::: RECORDS TO USE :::
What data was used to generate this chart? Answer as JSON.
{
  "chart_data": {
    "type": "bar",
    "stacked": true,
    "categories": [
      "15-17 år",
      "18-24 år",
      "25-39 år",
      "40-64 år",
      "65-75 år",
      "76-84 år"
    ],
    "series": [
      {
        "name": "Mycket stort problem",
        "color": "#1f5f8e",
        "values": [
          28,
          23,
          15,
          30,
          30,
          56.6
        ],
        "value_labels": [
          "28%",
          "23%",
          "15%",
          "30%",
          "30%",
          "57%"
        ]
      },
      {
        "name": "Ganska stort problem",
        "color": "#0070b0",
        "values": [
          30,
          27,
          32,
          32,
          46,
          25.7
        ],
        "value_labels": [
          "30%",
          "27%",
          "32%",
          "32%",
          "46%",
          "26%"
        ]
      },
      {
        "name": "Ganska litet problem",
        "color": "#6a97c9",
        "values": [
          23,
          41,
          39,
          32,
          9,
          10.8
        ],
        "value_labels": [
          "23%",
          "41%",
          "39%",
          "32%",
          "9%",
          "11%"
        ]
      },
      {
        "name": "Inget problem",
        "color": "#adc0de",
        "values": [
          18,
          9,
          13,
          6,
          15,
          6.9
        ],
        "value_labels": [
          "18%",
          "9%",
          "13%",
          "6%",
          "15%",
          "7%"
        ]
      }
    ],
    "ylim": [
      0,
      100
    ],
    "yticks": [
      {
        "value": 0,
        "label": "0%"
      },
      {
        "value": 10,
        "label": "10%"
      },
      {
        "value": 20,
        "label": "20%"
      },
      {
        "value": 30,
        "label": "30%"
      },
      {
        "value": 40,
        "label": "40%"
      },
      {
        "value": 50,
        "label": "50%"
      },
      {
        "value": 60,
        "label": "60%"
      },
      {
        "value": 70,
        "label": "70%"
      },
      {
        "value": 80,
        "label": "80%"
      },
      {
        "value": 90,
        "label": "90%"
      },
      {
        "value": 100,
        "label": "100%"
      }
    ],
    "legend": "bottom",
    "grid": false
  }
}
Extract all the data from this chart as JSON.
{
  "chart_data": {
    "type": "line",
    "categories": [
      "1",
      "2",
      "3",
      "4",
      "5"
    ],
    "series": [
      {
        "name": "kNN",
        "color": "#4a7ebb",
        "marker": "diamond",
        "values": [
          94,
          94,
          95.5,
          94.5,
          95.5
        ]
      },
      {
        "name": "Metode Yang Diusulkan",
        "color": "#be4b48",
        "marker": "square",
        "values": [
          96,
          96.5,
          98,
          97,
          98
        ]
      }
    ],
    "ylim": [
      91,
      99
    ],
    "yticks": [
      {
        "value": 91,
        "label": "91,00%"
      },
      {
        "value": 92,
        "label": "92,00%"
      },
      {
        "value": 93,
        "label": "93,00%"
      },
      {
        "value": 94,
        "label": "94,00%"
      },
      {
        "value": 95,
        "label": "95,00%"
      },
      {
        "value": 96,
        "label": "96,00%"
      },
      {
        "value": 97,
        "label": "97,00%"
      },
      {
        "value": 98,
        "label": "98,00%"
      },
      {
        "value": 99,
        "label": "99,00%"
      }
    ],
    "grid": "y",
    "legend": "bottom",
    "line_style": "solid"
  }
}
:::
Return all of the above records exactly, leaving no line out.

▶ **PROBLEM SOLUTION**
What data was used to generate this chart? Answer as JSON.
{
  "chart_data": {
    "type": "bar",
    "stacked": true,
    "categories": [
      "15-17 år",
      "18-24 år",
      "25-39 år",
      "40-64 år",
      "65-75 år",
      "76-84 år"
    ],
    "series": [
      {
        "name": "Mycket stort problem",
        "color": "#1f5f8e",
        "values": [
          28,
          23,
          15,
          30,
          30,
          56.6
        ],
        "value_labels": [
          "28%",
          "23%",
          "15%",
          "30%",
          "30%",
          "57%"
        ]
      },
      {
        "name": "Ganska stort problem",
        "color": "#0070b0",
        "values": [
          30,
          27,
          32,
          32,
          46,
          25.7
        ],
        "value_labels": [
          "30%",
          "27%",
          "32%",
          "32%",
          "46%",
          "26%"
        ]
      },
      {
        "name": "Ganska litet problem",
        "color": "#6a97c9",
        "values": [
          23,
          41,
          39,
          32,
          9,
          10.8
        ],
        "value_labels": [
          "23%",
          "41%",
          "39%",
          "32%",
          "9%",
          "11%"
        ]
      },
      {
        "name": "Inget problem",
        "color": "#adc0de",
        "values": [
          18,
          9,
          13,
          6,
          15,
          6.9
        ],
        "value_labels": [
          "18%",
          "9%",
          "13%",
          "6%",
          "15%",
          "7%"
        ]
      }
    ],
    "ylim": [
      0,
      100
    ],
    "yticks": [
      {
        "value": 0,
        "label": "0%"
      },
      {
        "value": 10,
        "label": "10%"
      },
      {
        "value": 20,
        "label": "20%"
      },
      {
        "value": 30,
        "label": "30%"
      },
      {
        "value": 40,
        "label": "40%"
      },
      {
        "value": 50,
        "label": "50%"
      },
      {
        "value": 60,
        "label": "60%"
      },
      {
        "value": 70,
        "label": "70%"
      },
      {
        "value": 80,
        "label": "80%"
      },
      {
        "value": 90,
        "label": "90%"
      },
      {
        "value": 100,
        "label": "100%"
      }
    ],
    "legend": "bottom",
    "grid": false
  }
}
Extract all the data from this chart as JSON.
{
  "chart_data": {
    "type": "line",
    "categories": [
      "1",
      "2",
      "3",
      "4",
      "5"
    ],
    "series": [
      {
        "name": "kNN",
        "color": "#4a7ebb",
        "marker": "diamond",
        "values": [
          94,
          94,
          95.5,
          94.5,
          95.5
        ]
      },
      {
        "name": "Metode Yang Diusulkan",
        "color": "#be4b48",
        "marker": "square",
        "values": [
          96,
          96.5,
          98,
          97,
          98
        ]
      }
    ],
    "ylim": [
      91,
      99
    ],
    "yticks": [
      {
        "value": 91,
        "label": "91,00%"
      },
      {
        "value": 92,
        "label": "92,00%"
      },
      {
        "value": 93,
        "label": "93,00%"
      },
      {
        "value": 94,
        "label": "94,00%"
      },
      {
        "value": 95,
        "label": "95,00%"
      },
      {
        "value": 96,
        "label": "96,00%"
      },
      {
        "value": 97,
        "label": "97,00%"
      },
      {
        "value": 98,
        "label": "98,00%"
      },
      {
        "value": 99,
        "label": "99,00%"
      }
    ],
    "grid": "y",
    "legend": "bottom",
    "line_style": "solid"
  }
}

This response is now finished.